## START Task inputs

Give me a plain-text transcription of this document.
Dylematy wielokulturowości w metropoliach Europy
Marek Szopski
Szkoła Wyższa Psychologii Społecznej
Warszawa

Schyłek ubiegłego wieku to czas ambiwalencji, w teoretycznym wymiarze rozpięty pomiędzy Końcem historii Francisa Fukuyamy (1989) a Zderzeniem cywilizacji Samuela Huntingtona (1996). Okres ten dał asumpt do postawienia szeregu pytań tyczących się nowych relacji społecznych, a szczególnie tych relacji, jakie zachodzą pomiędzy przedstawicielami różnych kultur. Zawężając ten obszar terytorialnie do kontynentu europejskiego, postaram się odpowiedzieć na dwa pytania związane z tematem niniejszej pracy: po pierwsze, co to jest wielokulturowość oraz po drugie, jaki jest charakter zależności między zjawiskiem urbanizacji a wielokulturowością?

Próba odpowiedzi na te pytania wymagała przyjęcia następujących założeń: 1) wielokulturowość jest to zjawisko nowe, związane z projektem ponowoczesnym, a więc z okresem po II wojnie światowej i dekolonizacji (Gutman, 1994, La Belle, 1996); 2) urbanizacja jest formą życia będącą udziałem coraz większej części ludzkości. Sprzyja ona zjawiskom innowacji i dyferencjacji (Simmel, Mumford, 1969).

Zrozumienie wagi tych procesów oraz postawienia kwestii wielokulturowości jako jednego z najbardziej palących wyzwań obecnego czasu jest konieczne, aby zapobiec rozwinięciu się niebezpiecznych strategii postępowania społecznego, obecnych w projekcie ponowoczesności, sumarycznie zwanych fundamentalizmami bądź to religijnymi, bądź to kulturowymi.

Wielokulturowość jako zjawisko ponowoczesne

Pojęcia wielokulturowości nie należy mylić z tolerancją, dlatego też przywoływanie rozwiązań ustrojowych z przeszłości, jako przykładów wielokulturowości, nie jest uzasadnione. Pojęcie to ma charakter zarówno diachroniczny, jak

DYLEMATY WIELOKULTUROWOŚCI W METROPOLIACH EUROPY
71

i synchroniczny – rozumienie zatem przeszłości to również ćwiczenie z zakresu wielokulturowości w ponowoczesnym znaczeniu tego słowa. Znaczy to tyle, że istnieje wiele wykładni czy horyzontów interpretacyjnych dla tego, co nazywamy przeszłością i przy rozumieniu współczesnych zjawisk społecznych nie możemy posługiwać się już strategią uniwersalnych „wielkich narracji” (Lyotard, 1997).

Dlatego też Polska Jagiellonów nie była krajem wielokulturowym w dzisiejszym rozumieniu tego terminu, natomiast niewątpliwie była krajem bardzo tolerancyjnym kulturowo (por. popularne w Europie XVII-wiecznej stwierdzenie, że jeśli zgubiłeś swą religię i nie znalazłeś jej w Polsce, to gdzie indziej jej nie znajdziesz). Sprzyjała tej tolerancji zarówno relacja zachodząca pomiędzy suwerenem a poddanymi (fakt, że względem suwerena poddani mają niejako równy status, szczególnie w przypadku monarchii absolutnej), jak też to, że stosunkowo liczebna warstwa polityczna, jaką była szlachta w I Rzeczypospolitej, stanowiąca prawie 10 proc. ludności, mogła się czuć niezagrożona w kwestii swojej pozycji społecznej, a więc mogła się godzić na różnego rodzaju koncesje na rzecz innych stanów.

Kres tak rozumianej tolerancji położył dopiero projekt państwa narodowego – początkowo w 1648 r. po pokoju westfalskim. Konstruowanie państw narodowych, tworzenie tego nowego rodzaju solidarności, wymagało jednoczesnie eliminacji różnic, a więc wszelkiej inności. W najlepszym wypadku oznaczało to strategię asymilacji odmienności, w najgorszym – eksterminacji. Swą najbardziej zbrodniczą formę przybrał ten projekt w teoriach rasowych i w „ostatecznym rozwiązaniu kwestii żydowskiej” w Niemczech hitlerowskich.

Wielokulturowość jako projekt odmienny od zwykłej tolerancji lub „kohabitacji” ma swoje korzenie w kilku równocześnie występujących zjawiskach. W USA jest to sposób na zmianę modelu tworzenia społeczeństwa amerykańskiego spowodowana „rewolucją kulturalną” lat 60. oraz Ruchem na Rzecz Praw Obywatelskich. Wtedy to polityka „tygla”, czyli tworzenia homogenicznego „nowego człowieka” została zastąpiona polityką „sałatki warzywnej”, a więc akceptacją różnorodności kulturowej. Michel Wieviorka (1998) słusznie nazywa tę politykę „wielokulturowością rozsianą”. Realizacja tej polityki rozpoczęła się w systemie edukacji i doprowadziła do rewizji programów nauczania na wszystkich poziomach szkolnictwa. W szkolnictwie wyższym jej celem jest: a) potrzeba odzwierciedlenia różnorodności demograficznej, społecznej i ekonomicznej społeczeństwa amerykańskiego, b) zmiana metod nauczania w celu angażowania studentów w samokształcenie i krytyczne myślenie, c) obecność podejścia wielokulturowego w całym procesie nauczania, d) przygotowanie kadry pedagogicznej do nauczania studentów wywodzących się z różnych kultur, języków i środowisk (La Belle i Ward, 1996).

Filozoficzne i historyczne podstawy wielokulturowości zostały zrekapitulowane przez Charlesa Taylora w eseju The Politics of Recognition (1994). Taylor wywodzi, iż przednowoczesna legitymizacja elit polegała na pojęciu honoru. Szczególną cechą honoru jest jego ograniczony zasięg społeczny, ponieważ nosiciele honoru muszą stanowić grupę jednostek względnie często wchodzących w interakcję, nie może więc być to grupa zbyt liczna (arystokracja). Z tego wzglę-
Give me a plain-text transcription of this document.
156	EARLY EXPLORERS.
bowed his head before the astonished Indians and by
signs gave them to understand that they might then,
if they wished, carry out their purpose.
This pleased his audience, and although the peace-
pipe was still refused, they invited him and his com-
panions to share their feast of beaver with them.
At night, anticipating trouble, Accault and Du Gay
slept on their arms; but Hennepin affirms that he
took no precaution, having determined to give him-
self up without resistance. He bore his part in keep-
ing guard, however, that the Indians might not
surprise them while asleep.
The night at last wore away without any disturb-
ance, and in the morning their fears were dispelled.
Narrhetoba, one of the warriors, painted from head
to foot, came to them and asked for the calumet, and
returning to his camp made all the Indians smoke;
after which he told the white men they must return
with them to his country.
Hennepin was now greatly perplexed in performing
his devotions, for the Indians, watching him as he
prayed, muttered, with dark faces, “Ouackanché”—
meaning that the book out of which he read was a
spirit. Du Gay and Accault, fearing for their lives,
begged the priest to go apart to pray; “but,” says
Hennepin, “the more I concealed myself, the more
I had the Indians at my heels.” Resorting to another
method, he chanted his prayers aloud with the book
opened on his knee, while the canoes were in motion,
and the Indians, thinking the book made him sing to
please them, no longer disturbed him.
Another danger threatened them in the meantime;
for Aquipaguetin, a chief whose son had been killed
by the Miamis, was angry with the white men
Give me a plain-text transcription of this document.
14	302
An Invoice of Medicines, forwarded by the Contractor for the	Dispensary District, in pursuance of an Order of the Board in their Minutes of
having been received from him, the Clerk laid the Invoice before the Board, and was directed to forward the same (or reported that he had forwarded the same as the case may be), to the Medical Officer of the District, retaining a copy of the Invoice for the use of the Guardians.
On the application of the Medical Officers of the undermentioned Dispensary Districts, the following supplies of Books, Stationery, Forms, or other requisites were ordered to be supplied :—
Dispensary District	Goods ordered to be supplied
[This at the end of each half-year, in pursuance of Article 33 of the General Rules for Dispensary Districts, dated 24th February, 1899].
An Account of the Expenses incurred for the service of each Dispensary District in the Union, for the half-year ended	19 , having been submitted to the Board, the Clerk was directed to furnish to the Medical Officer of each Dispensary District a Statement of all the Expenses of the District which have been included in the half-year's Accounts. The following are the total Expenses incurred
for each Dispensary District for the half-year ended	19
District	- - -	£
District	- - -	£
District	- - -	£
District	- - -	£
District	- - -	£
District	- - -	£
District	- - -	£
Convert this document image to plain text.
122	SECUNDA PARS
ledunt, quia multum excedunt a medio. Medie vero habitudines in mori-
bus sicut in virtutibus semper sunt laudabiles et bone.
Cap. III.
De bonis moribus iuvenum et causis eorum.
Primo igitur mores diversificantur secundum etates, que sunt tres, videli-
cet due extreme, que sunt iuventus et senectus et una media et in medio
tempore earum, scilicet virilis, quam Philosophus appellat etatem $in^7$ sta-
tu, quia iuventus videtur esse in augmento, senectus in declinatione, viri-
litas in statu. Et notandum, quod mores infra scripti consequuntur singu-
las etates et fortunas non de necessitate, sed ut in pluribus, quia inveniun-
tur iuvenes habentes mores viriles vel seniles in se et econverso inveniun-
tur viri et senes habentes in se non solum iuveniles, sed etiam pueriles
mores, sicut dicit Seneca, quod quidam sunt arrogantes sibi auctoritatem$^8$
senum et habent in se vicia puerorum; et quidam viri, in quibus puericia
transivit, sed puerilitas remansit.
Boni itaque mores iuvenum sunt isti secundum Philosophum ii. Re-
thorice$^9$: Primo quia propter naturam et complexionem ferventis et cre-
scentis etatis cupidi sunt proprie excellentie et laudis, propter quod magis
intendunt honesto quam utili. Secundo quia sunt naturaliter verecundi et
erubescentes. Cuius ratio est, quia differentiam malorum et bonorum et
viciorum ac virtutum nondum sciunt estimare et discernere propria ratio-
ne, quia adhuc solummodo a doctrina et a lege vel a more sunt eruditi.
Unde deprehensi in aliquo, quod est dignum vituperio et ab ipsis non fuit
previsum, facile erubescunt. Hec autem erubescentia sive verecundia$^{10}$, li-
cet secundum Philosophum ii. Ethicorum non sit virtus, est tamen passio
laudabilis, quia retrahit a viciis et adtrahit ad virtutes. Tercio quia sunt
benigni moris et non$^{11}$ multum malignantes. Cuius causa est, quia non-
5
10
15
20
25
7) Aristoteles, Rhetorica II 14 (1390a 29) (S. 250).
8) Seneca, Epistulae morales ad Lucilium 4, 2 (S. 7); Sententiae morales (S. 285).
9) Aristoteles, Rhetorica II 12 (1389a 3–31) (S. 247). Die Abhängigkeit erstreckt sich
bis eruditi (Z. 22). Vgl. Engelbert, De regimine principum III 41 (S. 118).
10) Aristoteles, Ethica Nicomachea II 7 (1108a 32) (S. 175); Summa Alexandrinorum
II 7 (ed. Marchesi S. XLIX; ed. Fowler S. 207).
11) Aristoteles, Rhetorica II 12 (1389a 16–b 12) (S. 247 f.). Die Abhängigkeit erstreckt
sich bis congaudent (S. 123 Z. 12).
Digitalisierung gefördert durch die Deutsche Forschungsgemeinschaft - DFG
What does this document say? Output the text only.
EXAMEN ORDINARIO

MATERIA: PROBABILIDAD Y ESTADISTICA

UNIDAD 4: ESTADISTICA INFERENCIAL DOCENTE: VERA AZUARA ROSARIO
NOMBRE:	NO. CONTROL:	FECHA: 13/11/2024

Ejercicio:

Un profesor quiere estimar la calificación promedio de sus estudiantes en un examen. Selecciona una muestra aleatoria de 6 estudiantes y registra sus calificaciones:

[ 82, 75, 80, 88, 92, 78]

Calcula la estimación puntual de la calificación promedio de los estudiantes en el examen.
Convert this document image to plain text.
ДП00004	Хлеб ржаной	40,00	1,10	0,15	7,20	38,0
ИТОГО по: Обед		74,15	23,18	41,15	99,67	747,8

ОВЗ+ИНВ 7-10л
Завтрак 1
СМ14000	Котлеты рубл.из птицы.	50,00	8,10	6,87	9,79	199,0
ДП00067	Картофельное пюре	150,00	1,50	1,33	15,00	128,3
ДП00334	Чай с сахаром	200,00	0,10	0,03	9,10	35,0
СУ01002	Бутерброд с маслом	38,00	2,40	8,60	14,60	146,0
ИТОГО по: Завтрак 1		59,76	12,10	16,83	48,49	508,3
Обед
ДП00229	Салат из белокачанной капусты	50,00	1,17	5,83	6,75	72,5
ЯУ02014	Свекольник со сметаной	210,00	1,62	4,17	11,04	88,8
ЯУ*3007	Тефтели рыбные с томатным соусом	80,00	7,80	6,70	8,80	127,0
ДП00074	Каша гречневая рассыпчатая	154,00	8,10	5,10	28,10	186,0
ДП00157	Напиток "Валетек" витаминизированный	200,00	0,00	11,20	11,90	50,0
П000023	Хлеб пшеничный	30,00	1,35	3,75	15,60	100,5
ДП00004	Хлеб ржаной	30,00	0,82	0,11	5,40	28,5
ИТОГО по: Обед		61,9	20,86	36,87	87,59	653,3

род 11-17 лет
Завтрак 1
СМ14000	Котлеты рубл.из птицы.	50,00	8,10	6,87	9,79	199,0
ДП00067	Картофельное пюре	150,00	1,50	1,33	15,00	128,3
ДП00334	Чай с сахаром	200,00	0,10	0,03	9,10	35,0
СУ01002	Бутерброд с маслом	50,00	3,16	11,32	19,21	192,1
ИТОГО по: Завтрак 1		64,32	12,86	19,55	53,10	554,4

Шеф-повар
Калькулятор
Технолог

## END Task inputs

## Task instructions
Pull every line containing "Завтрак" from the material above.

## Complete response
Завтрак 1
ИТОГО по: Завтрак 1		59,76	12,10	16,83	48,49	508,3
Завтрак 1
ИТОГО по: Завтрак 1		64,32	12,86	19,55	53,10	554,4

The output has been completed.